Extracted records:
--
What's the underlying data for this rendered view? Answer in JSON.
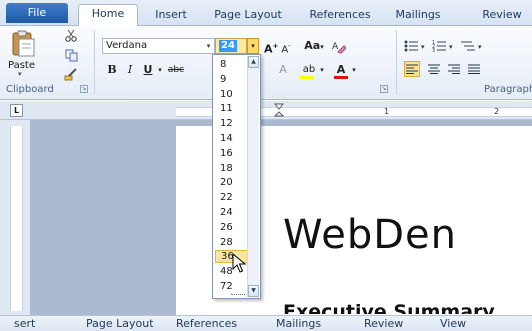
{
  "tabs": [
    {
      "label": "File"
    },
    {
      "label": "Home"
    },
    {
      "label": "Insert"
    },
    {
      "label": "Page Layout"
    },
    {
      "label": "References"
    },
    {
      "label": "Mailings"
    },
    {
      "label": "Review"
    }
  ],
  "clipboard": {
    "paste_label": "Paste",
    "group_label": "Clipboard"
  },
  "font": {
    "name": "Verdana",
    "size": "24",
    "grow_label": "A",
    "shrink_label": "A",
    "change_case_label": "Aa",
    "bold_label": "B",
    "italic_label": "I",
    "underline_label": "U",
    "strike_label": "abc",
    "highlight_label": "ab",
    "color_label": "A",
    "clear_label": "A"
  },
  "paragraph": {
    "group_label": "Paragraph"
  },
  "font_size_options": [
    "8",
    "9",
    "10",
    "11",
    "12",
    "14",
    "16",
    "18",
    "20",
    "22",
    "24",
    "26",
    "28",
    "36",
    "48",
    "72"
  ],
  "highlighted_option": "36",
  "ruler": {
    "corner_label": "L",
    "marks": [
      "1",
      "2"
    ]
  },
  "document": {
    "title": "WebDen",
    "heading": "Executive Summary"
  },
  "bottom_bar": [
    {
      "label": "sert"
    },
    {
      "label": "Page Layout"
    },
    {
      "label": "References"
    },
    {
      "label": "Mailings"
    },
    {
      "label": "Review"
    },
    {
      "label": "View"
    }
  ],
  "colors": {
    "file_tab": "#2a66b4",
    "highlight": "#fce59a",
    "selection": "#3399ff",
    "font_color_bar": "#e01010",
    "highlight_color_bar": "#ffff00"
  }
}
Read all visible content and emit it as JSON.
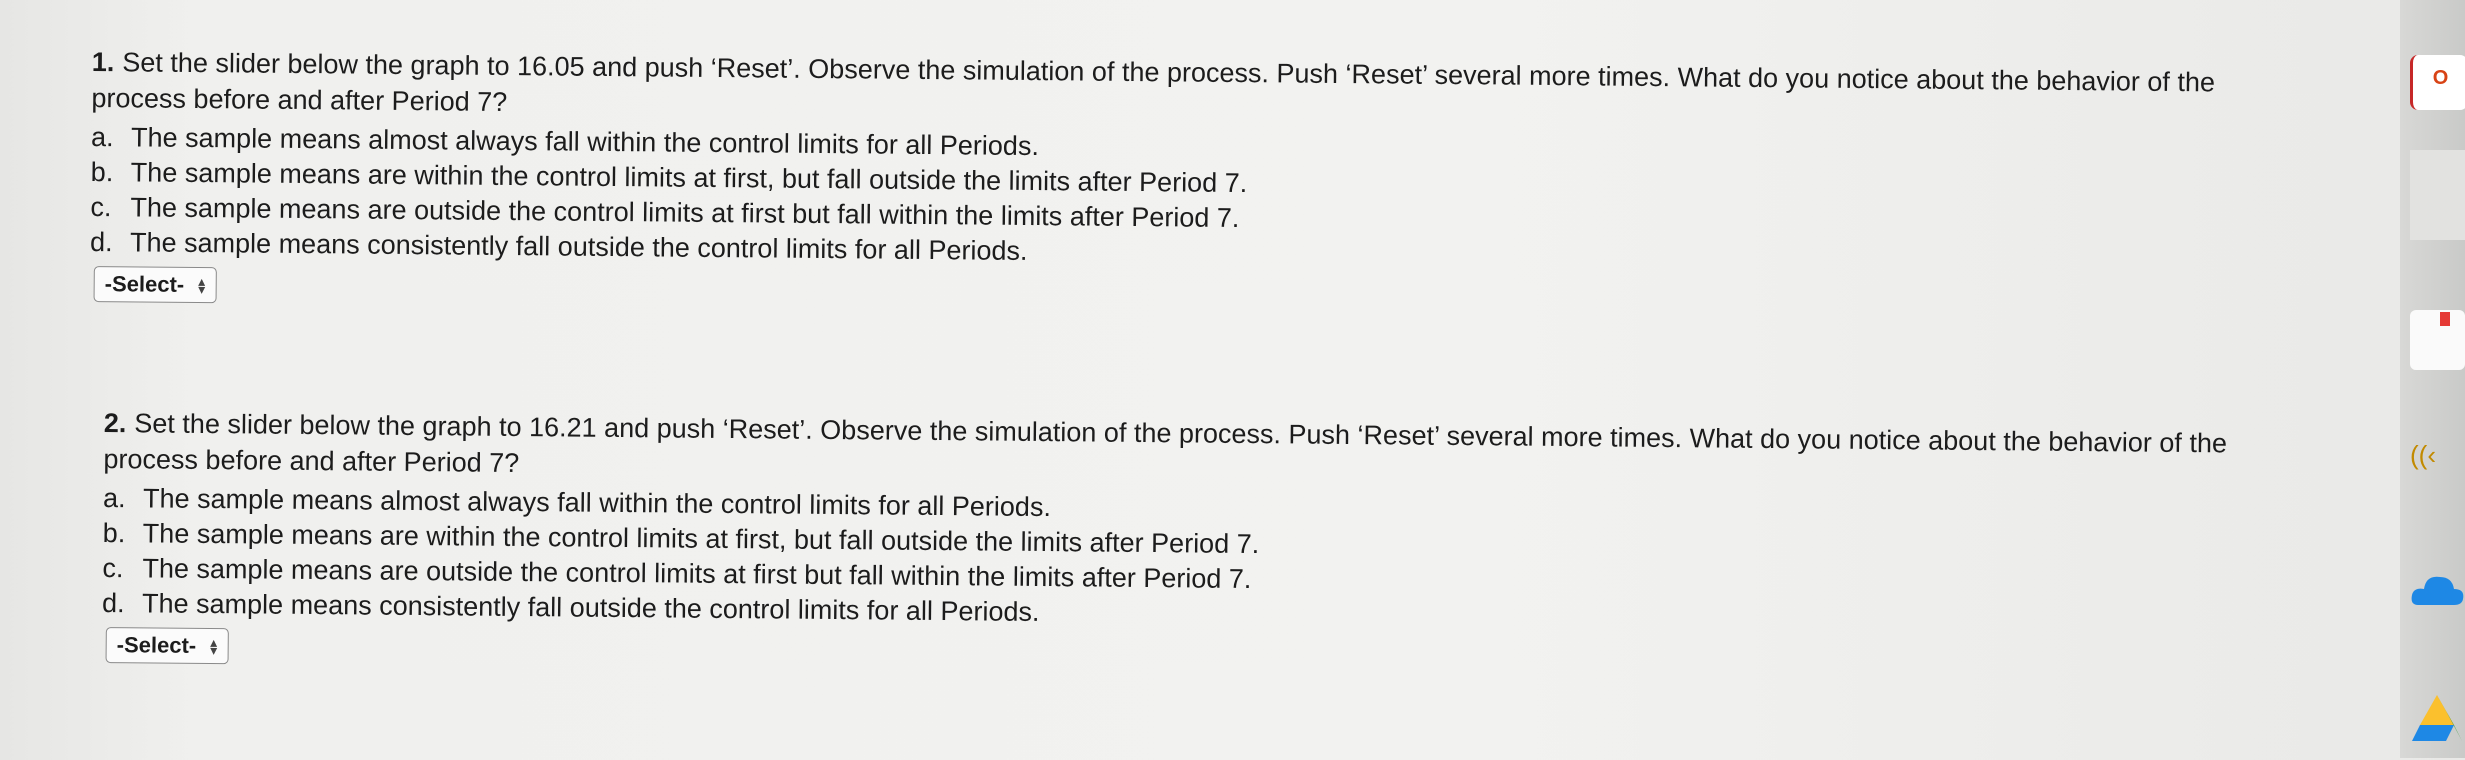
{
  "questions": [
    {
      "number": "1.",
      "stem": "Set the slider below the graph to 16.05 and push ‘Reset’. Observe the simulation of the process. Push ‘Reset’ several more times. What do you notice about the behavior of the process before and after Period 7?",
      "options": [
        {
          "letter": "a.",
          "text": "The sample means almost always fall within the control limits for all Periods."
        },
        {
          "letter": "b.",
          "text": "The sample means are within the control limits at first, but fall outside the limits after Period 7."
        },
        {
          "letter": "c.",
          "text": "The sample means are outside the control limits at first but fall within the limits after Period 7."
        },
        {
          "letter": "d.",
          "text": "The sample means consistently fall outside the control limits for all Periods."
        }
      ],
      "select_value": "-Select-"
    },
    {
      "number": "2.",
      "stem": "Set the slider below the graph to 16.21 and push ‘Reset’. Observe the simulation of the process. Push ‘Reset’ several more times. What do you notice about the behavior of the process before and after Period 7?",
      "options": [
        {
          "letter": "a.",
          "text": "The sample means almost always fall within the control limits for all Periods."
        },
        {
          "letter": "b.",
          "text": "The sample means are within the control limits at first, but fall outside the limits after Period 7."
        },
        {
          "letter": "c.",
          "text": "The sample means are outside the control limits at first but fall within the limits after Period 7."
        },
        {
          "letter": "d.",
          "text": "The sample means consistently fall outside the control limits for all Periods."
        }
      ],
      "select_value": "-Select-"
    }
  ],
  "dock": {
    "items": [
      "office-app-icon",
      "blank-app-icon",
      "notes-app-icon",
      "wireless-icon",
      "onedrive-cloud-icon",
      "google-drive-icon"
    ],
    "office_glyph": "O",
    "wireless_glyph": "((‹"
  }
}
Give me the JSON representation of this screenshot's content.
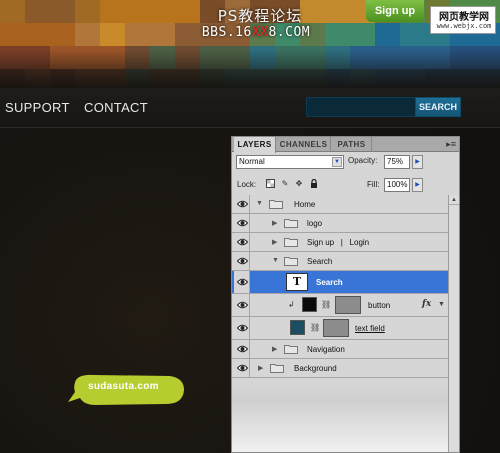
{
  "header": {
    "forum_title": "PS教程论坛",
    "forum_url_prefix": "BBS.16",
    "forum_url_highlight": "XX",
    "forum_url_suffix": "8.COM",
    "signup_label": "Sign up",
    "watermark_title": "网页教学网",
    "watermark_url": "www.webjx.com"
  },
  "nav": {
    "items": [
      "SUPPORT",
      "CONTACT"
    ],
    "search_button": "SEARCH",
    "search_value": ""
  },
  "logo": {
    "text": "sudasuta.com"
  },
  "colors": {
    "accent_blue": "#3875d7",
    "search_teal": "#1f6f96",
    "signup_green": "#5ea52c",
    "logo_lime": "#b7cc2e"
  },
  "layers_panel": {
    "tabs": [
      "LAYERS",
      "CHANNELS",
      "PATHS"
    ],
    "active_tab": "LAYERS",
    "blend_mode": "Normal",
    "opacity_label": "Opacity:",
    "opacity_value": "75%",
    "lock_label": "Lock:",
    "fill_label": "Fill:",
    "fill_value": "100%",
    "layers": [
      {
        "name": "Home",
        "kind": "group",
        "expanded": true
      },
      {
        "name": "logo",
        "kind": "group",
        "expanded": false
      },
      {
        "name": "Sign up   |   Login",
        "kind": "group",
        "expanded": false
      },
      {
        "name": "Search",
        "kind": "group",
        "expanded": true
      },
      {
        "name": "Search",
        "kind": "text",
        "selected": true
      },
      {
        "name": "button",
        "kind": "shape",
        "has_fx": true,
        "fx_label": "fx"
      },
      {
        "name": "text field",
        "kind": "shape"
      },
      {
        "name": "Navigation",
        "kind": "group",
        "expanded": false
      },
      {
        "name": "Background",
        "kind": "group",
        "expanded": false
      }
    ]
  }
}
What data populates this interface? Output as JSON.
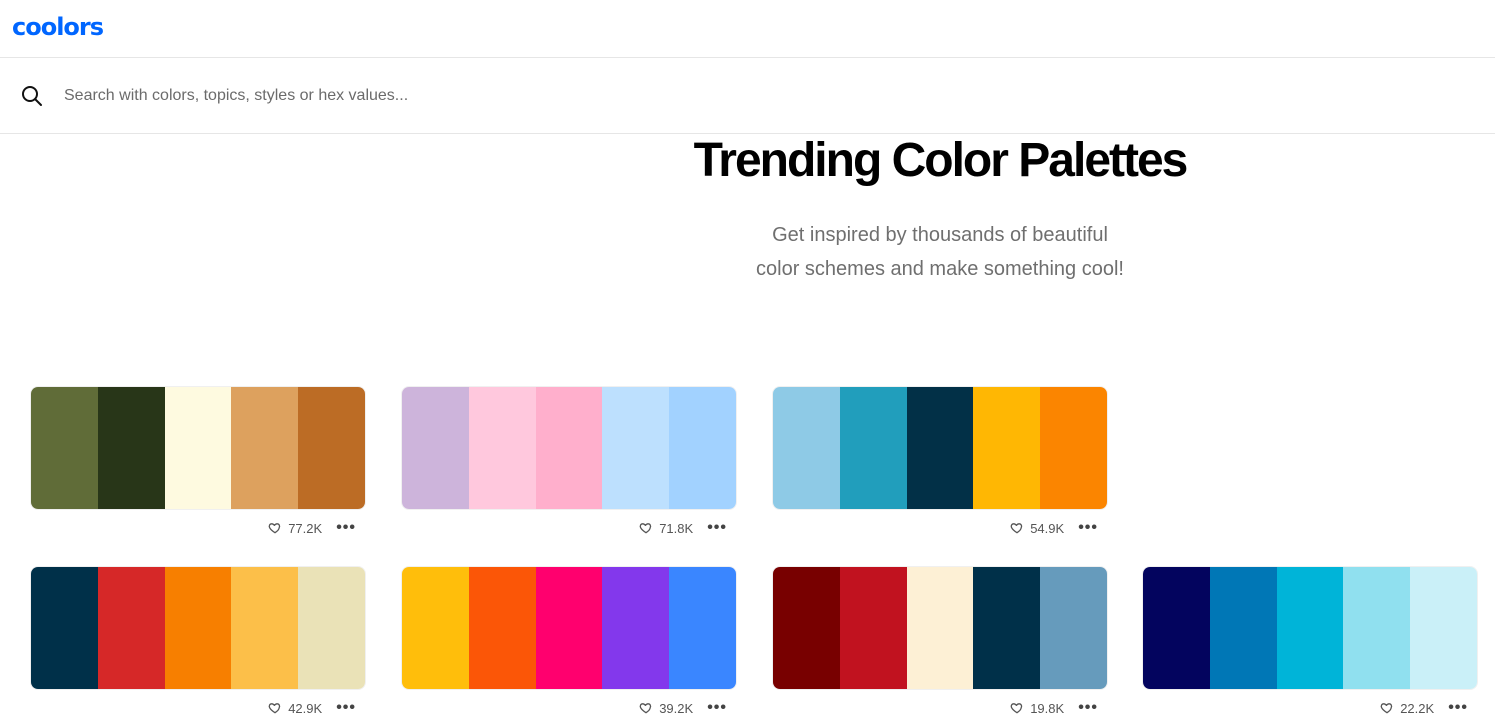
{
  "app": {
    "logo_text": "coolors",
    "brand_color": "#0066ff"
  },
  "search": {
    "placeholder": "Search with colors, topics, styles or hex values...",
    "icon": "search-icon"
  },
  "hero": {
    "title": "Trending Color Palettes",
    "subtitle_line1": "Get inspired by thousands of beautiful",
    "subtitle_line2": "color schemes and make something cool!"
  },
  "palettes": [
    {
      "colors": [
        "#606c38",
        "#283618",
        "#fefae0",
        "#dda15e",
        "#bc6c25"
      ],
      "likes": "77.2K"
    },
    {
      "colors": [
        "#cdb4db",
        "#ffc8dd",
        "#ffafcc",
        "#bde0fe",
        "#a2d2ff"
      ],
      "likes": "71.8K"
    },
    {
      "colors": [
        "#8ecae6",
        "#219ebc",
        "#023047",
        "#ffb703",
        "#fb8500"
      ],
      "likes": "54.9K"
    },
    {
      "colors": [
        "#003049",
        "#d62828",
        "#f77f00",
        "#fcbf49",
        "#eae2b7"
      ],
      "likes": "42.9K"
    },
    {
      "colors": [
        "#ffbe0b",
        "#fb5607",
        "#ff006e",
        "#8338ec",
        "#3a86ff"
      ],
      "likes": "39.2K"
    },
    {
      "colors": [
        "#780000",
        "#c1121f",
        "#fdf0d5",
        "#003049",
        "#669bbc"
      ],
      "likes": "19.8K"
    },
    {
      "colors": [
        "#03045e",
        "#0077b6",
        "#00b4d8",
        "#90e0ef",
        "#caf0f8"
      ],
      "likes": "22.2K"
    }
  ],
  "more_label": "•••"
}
--
Instructions for the task:
Skip every picture and transcribe the data above exactly.

Response for this exercise:
What's the underlying data for this rendered view? Answer in JSON.
{
  "tabs": [
    {
      "label": "File"
    },
    {
      "label": "Home"
    },
    {
      "label": "Insert"
    },
    {
      "label": "Page Layout"
    },
    {
      "label": "References"
    },
    {
      "label": "Mailings"
    },
    {
      "label": "Review"
    }
  ],
  "clipboard": {
    "paste_label": "Paste",
    "group_label": "Clipboard"
  },
  "font": {
    "name": "Verdana",
    "size": "24",
    "grow_label": "A",
    "shrink_label": "A",
    "change_case_label": "Aa",
    "bold_label": "B",
    "italic_label": "I",
    "underline_label": "U",
    "strike_label": "abc",
    "highlight_label": "ab",
    "color_label": "A",
    "clear_label": "A"
  },
  "paragraph": {
    "group_label": "Paragraph"
  },
  "font_size_options": [
    "8",
    "9",
    "10",
    "11",
    "12",
    "14",
    "16",
    "18",
    "20",
    "22",
    "24",
    "26",
    "28",
    "36",
    "48",
    "72"
  ],
  "highlighted_option": "36",
  "ruler": {
    "corner_label": "L",
    "marks": [
      "1",
      "2"
    ]
  },
  "document": {
    "title": "WebDen",
    "heading": "Executive Summary"
  },
  "bottom_bar": [
    {
      "label": "sert"
    },
    {
      "label": "Page Layout"
    },
    {
      "label": "References"
    },
    {
      "label": "Mailings"
    },
    {
      "label": "Review"
    },
    {
      "label": "View"
    }
  ],
  "colors": {
    "file_tab": "#2a66b4",
    "highlight": "#fce59a",
    "selection": "#3399ff",
    "font_color_bar": "#e01010",
    "highlight_color_bar": "#ffff00"
  }
}
Read all visible content and emit it as JSON.
{
  "questions": [
    {
      "number": "1.",
      "stem": "Set the slider below the graph to 16.05 and push ‘Reset’. Observe the simulation of the process. Push ‘Reset’ several more times. What do you notice about the behavior of the process before and after Period 7?",
      "options": [
        {
          "letter": "a.",
          "text": "The sample means almost always fall within the control limits for all Periods."
        },
        {
          "letter": "b.",
          "text": "The sample means are within the control limits at first, but fall outside the limits after Period 7."
        },
        {
          "letter": "c.",
          "text": "The sample means are outside the control limits at first but fall within the limits after Period 7."
        },
        {
          "letter": "d.",
          "text": "The sample means consistently fall outside the control limits for all Periods."
        }
      ],
      "select_value": "-Select-"
    },
    {
      "number": "2.",
      "stem": "Set the slider below the graph to 16.21 and push ‘Reset’. Observe the simulation of the process. Push ‘Reset’ several more times. What do you notice about the behavior of the process before and after Period 7?",
      "options": [
        {
          "letter": "a.",
          "text": "The sample means almost always fall within the control limits for all Periods."
        },
        {
          "letter": "b.",
          "text": "The sample means are within the control limits at first, but fall outside the limits after Period 7."
        },
        {
          "letter": "c.",
          "text": "The sample means are outside the control limits at first but fall within the limits after Period 7."
        },
        {
          "letter": "d.",
          "text": "The sample means consistently fall outside the control limits for all Periods."
        }
      ],
      "select_value": "-Select-"
    }
  ],
  "dock": {
    "items": [
      "office-app-icon",
      "blank-app-icon",
      "notes-app-icon",
      "wireless-icon",
      "onedrive-cloud-icon",
      "google-drive-icon"
    ],
    "office_glyph": "O",
    "wireless_glyph": "((‹"
  }
}
Give me the JSON representation of this screenshot's content.
{
  "header": {
    "forum_title": "PS教程论坛",
    "forum_url_prefix": "BBS.16",
    "forum_url_highlight": "XX",
    "forum_url_suffix": "8.COM",
    "signup_label": "Sign up",
    "watermark_title": "网页教学网",
    "watermark_url": "www.webjx.com"
  },
  "nav": {
    "items": [
      "SUPPORT",
      "CONTACT"
    ],
    "search_button": "SEARCH",
    "search_value": ""
  },
  "logo": {
    "text": "sudasuta.com"
  },
  "colors": {
    "accent_blue": "#3875d7",
    "search_teal": "#1f6f96",
    "signup_green": "#5ea52c",
    "logo_lime": "#b7cc2e"
  },
  "layers_panel": {
    "tabs": [
      "LAYERS",
      "CHANNELS",
      "PATHS"
    ],
    "active_tab": "LAYERS",
    "blend_mode": "Normal",
    "opacity_label": "Opacity:",
    "opacity_value": "75%",
    "lock_label": "Lock:",
    "fill_label": "Fill:",
    "fill_value": "100%",
    "layers": [
      {
        "name": "Home",
        "kind": "group",
        "expanded": true
      },
      {
        "name": "logo",
        "kind": "group",
        "expanded": false
      },
      {
        "name": "Sign up   |   Login",
        "kind": "group",
        "expanded": false
      },
      {
        "name": "Search",
        "kind": "group",
        "expanded": true
      },
      {
        "name": "Search",
        "kind": "text",
        "selected": true
      },
      {
        "name": "button",
        "kind": "shape",
        "has_fx": true,
        "fx_label": "fx"
      },
      {
        "name": "text field",
        "kind": "shape"
      },
      {
        "name": "Navigation",
        "kind": "group",
        "expanded": false
      },
      {
        "name": "Background",
        "kind": "group",
        "expanded": false
      }
    ]
  }
}
What data populates this interface? Output as JSON.
{
  "app": {
    "logo_text": "coolors",
    "brand_color": "#0066ff"
  },
  "search": {
    "placeholder": "Search with colors, topics, styles or hex values...",
    "icon": "search-icon"
  },
  "hero": {
    "title": "Trending Color Palettes",
    "subtitle_line1": "Get inspired by thousands of beautiful",
    "subtitle_line2": "color schemes and make something cool!"
  },
  "palettes": [
    {
      "colors": [
        "#606c38",
        "#283618",
        "#fefae0",
        "#dda15e",
        "#bc6c25"
      ],
      "likes": "77.2K"
    },
    {
      "colors": [
        "#cdb4db",
        "#ffc8dd",
        "#ffafcc",
        "#bde0fe",
        "#a2d2ff"
      ],
      "likes": "71.8K"
    },
    {
      "colors": [
        "#8ecae6",
        "#219ebc",
        "#023047",
        "#ffb703",
        "#fb8500"
      ],
      "likes": "54.9K"
    },
    {
      "colors": [
        "#003049",
        "#d62828",
        "#f77f00",
        "#fcbf49",
        "#eae2b7"
      ],
      "likes": "42.9K"
    },
    {
      "colors": [
        "#ffbe0b",
        "#fb5607",
        "#ff006e",
        "#8338ec",
        "#3a86ff"
      ],
      "likes": "39.2K"
    },
    {
      "colors": [
        "#780000",
        "#c1121f",
        "#fdf0d5",
        "#003049",
        "#669bbc"
      ],
      "likes": "19.8K"
    },
    {
      "colors": [
        "#03045e",
        "#0077b6",
        "#00b4d8",
        "#90e0ef",
        "#caf0f8"
      ],
      "likes": "22.2K"
    }
  ],
  "more_label": "•••"
}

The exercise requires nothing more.